--- Start of MATERIAL TO PROCESS ---

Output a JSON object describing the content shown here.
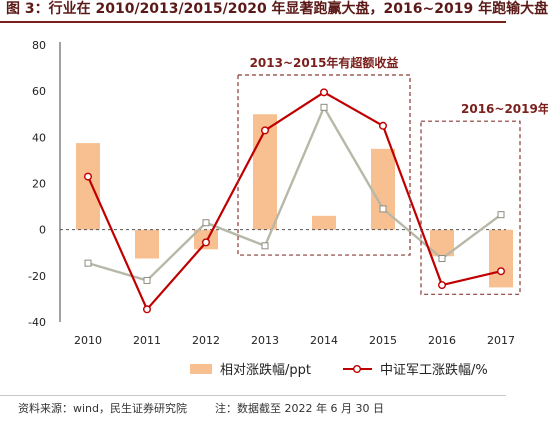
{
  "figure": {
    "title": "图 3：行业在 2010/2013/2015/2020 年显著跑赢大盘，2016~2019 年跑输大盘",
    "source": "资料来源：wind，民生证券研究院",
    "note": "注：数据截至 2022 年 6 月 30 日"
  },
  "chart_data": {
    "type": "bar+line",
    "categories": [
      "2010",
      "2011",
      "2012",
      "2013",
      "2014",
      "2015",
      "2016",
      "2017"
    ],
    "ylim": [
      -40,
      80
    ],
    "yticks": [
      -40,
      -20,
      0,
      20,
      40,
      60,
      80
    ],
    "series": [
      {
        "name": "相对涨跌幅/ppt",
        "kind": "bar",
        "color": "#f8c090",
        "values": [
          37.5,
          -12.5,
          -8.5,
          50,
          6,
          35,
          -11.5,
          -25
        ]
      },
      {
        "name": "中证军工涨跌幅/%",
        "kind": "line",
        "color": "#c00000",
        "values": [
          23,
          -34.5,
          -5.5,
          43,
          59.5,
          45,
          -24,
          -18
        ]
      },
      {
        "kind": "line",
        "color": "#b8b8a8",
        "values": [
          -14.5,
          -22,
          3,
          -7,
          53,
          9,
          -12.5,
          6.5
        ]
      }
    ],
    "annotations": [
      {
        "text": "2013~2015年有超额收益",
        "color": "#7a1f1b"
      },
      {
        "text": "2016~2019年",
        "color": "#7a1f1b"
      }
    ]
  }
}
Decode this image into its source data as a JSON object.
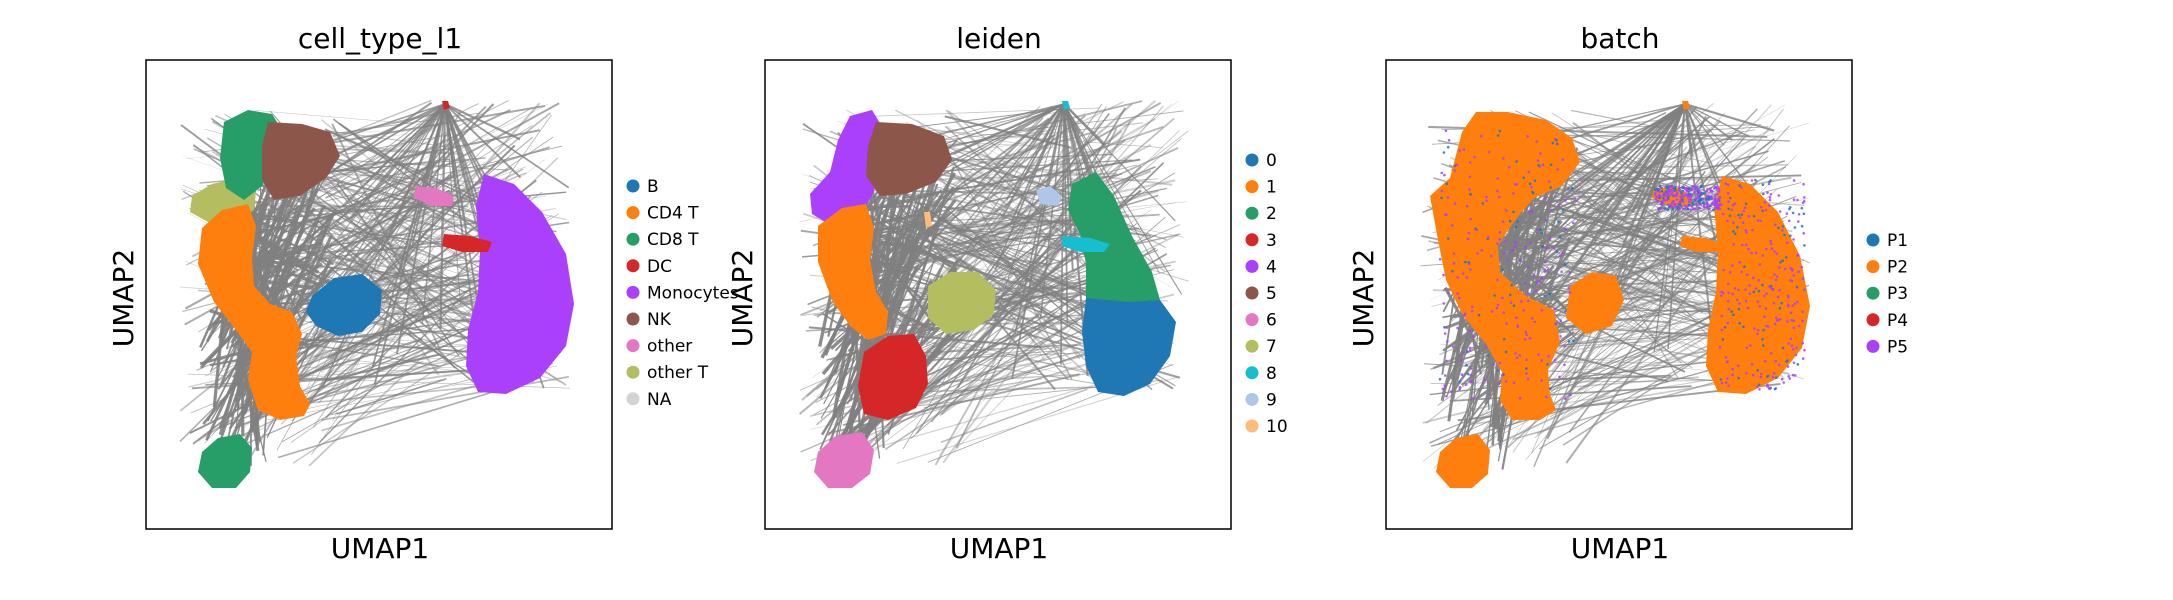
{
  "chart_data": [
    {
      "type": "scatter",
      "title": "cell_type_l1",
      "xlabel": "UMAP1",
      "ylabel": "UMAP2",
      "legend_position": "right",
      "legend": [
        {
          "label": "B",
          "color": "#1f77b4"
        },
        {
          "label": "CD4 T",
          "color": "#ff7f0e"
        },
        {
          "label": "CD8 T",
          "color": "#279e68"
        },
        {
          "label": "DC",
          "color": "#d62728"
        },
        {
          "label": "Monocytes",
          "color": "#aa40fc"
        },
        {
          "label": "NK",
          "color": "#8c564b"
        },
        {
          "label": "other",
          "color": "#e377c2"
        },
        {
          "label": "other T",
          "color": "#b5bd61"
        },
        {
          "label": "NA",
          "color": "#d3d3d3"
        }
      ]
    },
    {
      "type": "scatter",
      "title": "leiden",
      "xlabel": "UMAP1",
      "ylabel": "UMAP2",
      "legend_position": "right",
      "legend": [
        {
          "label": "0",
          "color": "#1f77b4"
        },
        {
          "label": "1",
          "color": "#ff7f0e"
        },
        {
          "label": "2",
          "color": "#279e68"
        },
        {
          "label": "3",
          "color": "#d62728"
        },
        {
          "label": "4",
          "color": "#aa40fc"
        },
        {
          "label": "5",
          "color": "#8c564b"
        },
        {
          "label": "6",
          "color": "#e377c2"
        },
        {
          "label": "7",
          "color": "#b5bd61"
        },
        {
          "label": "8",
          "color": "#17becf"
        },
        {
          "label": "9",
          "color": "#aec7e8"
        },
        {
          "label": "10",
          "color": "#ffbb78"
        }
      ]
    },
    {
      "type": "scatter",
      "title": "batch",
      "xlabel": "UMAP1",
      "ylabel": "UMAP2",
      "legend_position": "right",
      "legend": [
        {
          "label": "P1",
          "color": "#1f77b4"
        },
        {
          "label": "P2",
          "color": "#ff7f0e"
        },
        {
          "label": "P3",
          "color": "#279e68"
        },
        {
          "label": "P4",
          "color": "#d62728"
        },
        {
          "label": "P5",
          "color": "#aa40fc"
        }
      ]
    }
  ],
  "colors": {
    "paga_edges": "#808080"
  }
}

--- End of MATERIAL TO PROCESS ---

**TASK TO COMPLETE:** Replicate the material above verbatim; images stay out of the copy.

**RIGHT ANSWER:**
Output a JSON object describing the content shown here.
{
  "figure": {
    "title": "图 3：行业在 2010/2013/2015/2020 年显著跑赢大盘，2016~2019 年跑输大盘",
    "source": "资料来源：wind，民生证券研究院",
    "note": "注：数据截至 2022 年 6 月 30 日"
  },
  "chart_data": {
    "type": "bar+line",
    "categories": [
      "2010",
      "2011",
      "2012",
      "2013",
      "2014",
      "2015",
      "2016",
      "2017"
    ],
    "ylim": [
      -40,
      80
    ],
    "yticks": [
      -40,
      -20,
      0,
      20,
      40,
      60,
      80
    ],
    "series": [
      {
        "name": "相对涨跌幅/ppt",
        "kind": "bar",
        "color": "#f8c090",
        "values": [
          37.5,
          -12.5,
          -8.5,
          50,
          6,
          35,
          -11.5,
          -25
        ]
      },
      {
        "name": "中证军工涨跌幅/%",
        "kind": "line",
        "color": "#c00000",
        "values": [
          23,
          -34.5,
          -5.5,
          43,
          59.5,
          45,
          -24,
          -18
        ]
      },
      {
        "kind": "line",
        "color": "#b8b8a8",
        "values": [
          -14.5,
          -22,
          3,
          -7,
          53,
          9,
          -12.5,
          6.5
        ]
      }
    ],
    "annotations": [
      {
        "text": "2013~2015年有超额收益",
        "color": "#7a1f1b"
      },
      {
        "text": "2016~2019年",
        "color": "#7a1f1b"
      }
    ]
  }
}
Decode this image into its source data as a JSON object.
{
  "chart_data": [
    {
      "type": "scatter",
      "title": "cell_type_l1",
      "xlabel": "UMAP1",
      "ylabel": "UMAP2",
      "legend_position": "right",
      "legend": [
        {
          "label": "B",
          "color": "#1f77b4"
        },
        {
          "label": "CD4 T",
          "color": "#ff7f0e"
        },
        {
          "label": "CD8 T",
          "color": "#279e68"
        },
        {
          "label": "DC",
          "color": "#d62728"
        },
        {
          "label": "Monocytes",
          "color": "#aa40fc"
        },
        {
          "label": "NK",
          "color": "#8c564b"
        },
        {
          "label": "other",
          "color": "#e377c2"
        },
        {
          "label": "other T",
          "color": "#b5bd61"
        },
        {
          "label": "NA",
          "color": "#d3d3d3"
        }
      ]
    },
    {
      "type": "scatter",
      "title": "leiden",
      "xlabel": "UMAP1",
      "ylabel": "UMAP2",
      "legend_position": "right",
      "legend": [
        {
          "label": "0",
          "color": "#1f77b4"
        },
        {
          "label": "1",
          "color": "#ff7f0e"
        },
        {
          "label": "2",
          "color": "#279e68"
        },
        {
          "label": "3",
          "color": "#d62728"
        },
        {
          "label": "4",
          "color": "#aa40fc"
        },
        {
          "label": "5",
          "color": "#8c564b"
        },
        {
          "label": "6",
          "color": "#e377c2"
        },
        {
          "label": "7",
          "color": "#b5bd61"
        },
        {
          "label": "8",
          "color": "#17becf"
        },
        {
          "label": "9",
          "color": "#aec7e8"
        },
        {
          "label": "10",
          "color": "#ffbb78"
        }
      ]
    },
    {
      "type": "scatter",
      "title": "batch",
      "xlabel": "UMAP1",
      "ylabel": "UMAP2",
      "legend_position": "right",
      "legend": [
        {
          "label": "P1",
          "color": "#1f77b4"
        },
        {
          "label": "P2",
          "color": "#ff7f0e"
        },
        {
          "label": "P3",
          "color": "#279e68"
        },
        {
          "label": "P4",
          "color": "#d62728"
        },
        {
          "label": "P5",
          "color": "#aa40fc"
        }
      ]
    }
  ],
  "colors": {
    "paga_edges": "#808080"
  }
}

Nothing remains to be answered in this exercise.